> [Dataset excerpts]

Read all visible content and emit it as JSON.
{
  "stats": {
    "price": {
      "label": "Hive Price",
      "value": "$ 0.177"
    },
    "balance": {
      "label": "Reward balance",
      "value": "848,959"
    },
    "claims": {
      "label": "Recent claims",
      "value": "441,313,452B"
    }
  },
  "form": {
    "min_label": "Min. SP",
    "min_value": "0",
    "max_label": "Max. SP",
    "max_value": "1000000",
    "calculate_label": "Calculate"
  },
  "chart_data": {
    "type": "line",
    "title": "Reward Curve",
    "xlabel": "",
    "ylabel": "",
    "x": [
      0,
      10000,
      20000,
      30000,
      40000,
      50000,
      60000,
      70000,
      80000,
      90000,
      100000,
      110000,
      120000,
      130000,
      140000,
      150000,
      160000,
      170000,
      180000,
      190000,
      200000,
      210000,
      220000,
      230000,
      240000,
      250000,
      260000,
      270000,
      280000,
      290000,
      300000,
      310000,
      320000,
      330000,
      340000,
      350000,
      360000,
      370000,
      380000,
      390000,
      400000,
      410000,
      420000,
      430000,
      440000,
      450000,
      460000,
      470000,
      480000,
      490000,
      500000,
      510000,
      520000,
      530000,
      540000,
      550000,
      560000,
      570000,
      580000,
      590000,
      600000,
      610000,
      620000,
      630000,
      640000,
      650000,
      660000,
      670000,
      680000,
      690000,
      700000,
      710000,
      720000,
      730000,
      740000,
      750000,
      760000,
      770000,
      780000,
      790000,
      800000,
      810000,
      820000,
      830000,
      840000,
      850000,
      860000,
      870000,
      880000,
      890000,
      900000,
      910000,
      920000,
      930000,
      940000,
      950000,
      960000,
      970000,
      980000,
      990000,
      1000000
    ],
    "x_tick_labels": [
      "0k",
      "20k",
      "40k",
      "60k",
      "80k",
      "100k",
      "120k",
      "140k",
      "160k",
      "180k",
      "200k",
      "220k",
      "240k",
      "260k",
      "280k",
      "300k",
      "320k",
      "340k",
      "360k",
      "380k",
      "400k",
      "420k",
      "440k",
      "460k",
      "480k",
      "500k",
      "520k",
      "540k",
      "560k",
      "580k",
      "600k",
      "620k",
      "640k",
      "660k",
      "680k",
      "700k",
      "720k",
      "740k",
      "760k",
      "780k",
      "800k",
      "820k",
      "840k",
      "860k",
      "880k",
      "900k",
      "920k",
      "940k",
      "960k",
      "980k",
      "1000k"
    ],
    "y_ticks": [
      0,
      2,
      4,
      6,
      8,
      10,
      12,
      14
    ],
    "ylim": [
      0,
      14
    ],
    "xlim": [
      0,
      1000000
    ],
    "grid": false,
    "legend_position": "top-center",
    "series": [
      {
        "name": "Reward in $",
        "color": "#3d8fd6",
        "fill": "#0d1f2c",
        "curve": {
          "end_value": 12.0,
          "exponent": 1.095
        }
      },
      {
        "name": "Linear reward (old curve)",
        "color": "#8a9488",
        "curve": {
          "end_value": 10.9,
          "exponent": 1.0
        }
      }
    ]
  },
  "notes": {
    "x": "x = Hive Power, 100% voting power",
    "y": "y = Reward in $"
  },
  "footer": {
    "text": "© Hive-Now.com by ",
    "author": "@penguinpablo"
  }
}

> [Stated goal]
Look through the entries above and count each line holding "Hive"; report the count alone.

> [The response]
3